### RECORD EXCERPTS ###

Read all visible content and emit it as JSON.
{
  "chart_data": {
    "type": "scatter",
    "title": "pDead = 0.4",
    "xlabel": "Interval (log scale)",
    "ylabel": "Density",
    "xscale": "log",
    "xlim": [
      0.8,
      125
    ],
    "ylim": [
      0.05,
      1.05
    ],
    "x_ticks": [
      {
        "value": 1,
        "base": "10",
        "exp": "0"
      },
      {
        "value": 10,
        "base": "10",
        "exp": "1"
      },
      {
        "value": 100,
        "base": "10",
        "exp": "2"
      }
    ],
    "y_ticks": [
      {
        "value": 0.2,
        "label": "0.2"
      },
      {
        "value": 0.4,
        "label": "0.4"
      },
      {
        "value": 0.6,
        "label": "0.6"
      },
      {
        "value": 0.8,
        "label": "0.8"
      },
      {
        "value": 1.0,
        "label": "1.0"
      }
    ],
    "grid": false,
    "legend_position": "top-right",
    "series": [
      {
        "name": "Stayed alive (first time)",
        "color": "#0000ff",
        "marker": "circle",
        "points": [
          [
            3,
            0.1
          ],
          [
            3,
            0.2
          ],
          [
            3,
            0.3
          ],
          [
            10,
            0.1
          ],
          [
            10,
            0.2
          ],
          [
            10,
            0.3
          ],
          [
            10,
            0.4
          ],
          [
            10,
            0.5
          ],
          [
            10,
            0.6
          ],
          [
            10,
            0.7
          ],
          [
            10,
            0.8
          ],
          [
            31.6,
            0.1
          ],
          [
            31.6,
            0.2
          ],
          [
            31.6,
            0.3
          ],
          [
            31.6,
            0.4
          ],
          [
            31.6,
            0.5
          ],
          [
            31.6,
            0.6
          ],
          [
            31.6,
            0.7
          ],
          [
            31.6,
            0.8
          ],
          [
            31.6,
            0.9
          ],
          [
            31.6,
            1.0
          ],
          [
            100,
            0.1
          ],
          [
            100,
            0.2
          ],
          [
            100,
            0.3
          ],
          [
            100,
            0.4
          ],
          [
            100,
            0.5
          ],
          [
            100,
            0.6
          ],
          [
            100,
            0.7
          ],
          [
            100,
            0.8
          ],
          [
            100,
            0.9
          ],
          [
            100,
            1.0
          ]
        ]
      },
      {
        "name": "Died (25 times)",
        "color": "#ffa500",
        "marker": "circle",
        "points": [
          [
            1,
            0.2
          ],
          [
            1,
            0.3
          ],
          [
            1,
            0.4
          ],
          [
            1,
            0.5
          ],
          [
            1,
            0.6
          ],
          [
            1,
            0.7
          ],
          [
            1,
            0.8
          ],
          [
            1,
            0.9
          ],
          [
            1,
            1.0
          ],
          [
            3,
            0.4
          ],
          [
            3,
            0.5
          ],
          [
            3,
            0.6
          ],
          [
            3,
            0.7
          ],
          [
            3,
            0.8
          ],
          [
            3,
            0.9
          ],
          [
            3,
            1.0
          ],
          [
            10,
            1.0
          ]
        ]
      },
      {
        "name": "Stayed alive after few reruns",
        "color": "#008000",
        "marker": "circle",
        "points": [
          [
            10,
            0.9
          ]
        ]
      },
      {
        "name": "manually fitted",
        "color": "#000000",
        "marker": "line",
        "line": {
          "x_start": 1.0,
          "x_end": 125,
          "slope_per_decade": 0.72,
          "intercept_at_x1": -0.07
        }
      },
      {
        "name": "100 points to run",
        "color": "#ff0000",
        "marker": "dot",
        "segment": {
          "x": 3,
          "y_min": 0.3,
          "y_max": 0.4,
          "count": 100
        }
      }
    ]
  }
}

###
### RECORD EXCERPTS ###

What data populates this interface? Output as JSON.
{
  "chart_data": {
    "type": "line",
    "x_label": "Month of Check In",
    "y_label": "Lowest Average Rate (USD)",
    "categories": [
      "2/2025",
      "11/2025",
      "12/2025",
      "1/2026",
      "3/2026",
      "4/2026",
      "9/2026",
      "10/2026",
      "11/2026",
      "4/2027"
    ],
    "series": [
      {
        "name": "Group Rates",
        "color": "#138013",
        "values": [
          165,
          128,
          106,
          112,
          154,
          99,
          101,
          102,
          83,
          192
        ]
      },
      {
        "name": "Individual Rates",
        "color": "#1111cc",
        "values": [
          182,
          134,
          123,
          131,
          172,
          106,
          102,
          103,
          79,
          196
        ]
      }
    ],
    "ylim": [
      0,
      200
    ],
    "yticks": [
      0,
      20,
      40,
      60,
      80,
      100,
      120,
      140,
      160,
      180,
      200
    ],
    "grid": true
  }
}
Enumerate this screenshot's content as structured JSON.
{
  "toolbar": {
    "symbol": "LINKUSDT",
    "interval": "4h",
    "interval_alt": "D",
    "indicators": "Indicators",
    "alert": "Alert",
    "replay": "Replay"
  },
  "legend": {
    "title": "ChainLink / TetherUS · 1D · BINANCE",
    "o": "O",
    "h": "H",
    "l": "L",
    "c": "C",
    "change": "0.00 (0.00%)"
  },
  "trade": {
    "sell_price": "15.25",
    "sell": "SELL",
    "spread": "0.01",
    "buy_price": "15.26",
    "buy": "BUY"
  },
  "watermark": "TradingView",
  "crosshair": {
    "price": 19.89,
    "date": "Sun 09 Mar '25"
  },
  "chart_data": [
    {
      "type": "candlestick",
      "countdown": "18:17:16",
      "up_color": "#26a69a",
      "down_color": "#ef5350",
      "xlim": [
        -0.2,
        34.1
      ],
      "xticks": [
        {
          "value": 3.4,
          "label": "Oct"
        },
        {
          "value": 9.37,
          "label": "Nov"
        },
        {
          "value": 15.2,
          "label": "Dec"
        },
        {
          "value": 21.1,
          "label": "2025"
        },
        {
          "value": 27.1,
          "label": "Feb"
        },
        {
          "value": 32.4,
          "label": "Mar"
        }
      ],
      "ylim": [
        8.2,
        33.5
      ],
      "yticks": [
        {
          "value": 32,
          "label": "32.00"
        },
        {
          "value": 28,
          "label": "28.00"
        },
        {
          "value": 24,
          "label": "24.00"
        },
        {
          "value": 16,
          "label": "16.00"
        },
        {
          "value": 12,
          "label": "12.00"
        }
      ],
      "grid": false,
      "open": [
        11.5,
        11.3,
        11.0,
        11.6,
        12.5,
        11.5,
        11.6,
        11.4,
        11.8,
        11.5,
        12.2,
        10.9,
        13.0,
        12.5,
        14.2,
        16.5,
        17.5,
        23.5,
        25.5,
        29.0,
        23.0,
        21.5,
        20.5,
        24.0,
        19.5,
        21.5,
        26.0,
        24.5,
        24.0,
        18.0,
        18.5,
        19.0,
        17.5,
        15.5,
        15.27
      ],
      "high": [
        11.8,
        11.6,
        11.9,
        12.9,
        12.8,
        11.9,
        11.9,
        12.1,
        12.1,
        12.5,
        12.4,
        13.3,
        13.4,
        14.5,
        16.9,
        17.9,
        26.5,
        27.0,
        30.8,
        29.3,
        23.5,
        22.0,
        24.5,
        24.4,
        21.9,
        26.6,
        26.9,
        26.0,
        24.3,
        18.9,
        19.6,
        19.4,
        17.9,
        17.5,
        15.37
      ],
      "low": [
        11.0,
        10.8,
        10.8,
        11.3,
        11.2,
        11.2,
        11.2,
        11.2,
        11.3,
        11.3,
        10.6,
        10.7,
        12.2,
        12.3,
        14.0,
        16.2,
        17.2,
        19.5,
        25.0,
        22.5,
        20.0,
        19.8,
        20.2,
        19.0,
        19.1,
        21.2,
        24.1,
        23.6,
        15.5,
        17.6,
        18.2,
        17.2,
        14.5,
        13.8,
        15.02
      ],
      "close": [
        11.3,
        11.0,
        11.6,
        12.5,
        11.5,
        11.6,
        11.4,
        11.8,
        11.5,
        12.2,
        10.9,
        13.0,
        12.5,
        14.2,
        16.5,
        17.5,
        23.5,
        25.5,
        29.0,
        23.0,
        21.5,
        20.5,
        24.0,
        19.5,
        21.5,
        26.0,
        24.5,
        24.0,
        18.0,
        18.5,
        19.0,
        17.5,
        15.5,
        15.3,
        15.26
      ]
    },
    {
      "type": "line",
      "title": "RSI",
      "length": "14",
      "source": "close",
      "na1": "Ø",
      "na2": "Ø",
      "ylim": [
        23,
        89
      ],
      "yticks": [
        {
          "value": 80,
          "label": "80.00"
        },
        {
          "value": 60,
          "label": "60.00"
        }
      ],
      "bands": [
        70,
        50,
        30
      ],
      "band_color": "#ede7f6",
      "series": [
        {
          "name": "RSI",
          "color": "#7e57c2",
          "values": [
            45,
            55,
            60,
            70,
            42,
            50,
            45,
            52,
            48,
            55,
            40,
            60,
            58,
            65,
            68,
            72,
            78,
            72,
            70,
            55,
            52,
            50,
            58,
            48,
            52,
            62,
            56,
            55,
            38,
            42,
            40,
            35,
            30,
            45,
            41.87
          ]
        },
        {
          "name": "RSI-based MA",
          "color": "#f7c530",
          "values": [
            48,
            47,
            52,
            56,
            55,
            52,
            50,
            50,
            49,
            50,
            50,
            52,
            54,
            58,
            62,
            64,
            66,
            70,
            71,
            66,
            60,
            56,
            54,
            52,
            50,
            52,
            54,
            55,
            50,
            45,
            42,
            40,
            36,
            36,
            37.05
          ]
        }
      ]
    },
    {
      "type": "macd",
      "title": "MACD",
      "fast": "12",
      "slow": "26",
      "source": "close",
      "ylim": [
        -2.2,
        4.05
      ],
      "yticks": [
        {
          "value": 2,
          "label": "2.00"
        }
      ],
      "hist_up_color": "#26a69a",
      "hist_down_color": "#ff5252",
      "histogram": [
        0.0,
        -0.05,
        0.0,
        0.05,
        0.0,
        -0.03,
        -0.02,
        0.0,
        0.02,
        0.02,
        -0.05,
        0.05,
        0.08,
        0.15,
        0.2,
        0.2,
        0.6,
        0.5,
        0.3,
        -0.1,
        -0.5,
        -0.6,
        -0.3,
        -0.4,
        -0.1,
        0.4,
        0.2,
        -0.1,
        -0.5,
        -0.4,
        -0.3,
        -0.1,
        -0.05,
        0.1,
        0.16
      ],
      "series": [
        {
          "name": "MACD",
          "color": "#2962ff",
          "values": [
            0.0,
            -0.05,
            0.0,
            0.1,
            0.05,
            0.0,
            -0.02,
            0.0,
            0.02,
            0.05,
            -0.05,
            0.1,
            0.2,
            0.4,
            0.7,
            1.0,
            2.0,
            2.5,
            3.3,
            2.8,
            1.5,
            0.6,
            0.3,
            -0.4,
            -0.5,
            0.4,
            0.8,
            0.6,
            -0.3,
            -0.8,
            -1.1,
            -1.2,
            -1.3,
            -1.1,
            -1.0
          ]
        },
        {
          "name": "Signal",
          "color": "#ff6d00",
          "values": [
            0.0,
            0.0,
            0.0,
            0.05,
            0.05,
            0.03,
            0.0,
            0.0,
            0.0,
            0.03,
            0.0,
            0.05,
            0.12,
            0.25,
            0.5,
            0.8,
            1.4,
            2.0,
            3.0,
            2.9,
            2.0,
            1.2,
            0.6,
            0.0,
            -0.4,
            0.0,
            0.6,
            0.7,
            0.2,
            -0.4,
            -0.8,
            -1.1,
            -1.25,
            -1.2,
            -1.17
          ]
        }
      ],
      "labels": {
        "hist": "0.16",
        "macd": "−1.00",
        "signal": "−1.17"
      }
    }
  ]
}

###
### RECORD EXCERPTS ###

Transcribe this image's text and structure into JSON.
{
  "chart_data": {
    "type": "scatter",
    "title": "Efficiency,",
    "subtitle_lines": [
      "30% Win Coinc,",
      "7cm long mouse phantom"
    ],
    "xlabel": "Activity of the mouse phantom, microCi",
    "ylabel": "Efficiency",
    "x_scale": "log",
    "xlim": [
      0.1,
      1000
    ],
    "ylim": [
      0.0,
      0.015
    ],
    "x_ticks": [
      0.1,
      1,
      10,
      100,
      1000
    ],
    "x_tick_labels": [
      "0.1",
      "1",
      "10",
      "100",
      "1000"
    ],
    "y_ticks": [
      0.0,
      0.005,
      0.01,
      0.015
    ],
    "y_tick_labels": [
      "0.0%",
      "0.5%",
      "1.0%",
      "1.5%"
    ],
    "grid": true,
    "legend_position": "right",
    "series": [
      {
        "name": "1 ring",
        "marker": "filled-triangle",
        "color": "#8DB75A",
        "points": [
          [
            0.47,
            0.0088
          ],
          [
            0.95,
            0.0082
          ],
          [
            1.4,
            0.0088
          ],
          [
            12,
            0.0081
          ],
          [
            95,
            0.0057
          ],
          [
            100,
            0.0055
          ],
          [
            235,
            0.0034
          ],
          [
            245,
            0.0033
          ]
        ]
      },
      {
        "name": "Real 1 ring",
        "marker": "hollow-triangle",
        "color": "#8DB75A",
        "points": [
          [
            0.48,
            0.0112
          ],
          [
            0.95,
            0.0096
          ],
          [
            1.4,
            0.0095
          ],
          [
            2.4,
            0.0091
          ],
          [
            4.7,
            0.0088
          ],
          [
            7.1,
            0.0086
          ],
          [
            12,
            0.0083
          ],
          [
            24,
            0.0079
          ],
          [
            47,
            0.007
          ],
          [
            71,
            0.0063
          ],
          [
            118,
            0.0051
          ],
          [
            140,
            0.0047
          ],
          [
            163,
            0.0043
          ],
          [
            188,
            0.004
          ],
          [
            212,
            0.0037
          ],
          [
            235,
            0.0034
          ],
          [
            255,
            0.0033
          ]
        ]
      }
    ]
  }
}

###

- AIM OF THE TASK
Copy each line above that contains the string "this".

- SOLVED PROBLEM
What data populates this interface? Output as JSON.
Enumerate this screenshot's content as structured JSON.
Transcribe this image's text and structure into JSON.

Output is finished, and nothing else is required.